-- start TASK INPUT --

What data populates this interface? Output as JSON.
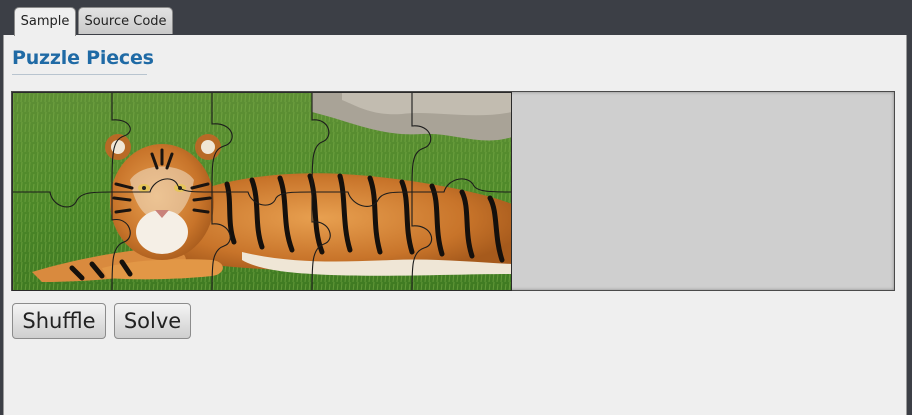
{
  "tabs": [
    {
      "label": "Sample",
      "active": true
    },
    {
      "label": "Source Code",
      "active": false
    }
  ],
  "page": {
    "title": "Puzzle Pieces"
  },
  "buttons": {
    "shuffle": "Shuffle",
    "solve": "Solve"
  },
  "colors": {
    "title": "#1f6aa5",
    "board": "#cfcfcf",
    "window": "#3c3f46",
    "panel": "#efefef"
  },
  "puzzle": {
    "rows": 2,
    "columns": 5,
    "image": "tiger lying on grass"
  }
}
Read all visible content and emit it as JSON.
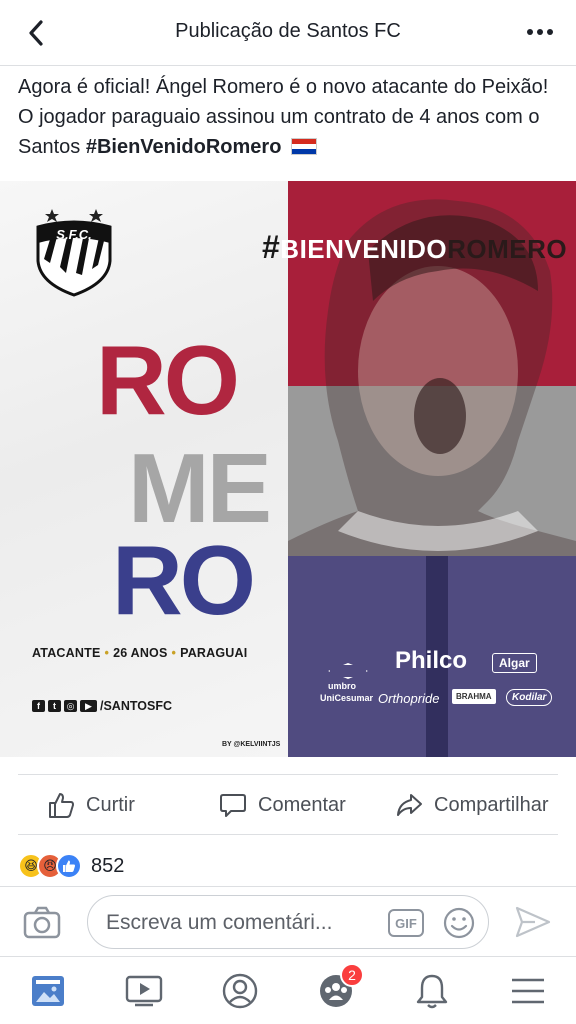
{
  "header": {
    "title": "Publicação de Santos FC",
    "back_icon": "chevron-left-icon",
    "more_icon": "more-dots-icon"
  },
  "post": {
    "text_main": "Agora é oficial! Ángel Romero é o novo atacante do Peixão! O jogador paraguaio assinou um contrato de 4 anos com o Santos ",
    "hashtag": "#BienVenidoRomero",
    "flag_icon": "paraguay-flag-icon"
  },
  "image": {
    "hashtag_prefix": "#",
    "hashtag_part1": "BIENVENIDO",
    "hashtag_part2": "ROMERO",
    "name_row1": "RO",
    "name_row2": "ME",
    "name_row3": "RO",
    "info": {
      "position": "ATACANTE",
      "age": "26 ANOS",
      "country": "PARAGUAI"
    },
    "social_handle": "/SANTOSFC",
    "credit": "BY @KELVIINTJS",
    "sponsors": {
      "umbro": "umbro",
      "philco": "Philco",
      "algar": "Algar",
      "unicesumar": "UniCesumar",
      "orthopride": "Orthopride",
      "brahma": "BRAHMA",
      "kodilar": "Kodilar"
    },
    "colors": {
      "red": "#a81f3a",
      "gray": "#9a9a9a",
      "blue": "#5b5fb0"
    }
  },
  "actions": {
    "like": "Curtir",
    "comment": "Comentar",
    "share": "Compartilhar"
  },
  "reactions": {
    "count": "852",
    "types": [
      "haha",
      "angry",
      "like"
    ]
  },
  "comment_bar": {
    "placeholder": "Escreva um comentári...",
    "gif_label": "GIF"
  },
  "bottom_nav": {
    "items": [
      "news-feed-icon",
      "watch-icon",
      "profile-icon",
      "groups-icon",
      "notifications-icon",
      "menu-icon"
    ],
    "groups_badge": "2"
  }
}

-- end TASK INPUT --

**TASK TO CARRY OUT**
Where a line contains the string "JSON", extract that line.

**WRITTEN RESPONSE**
What data populates this interface? Output as JSON.
Read all visible content and emit it as JSON.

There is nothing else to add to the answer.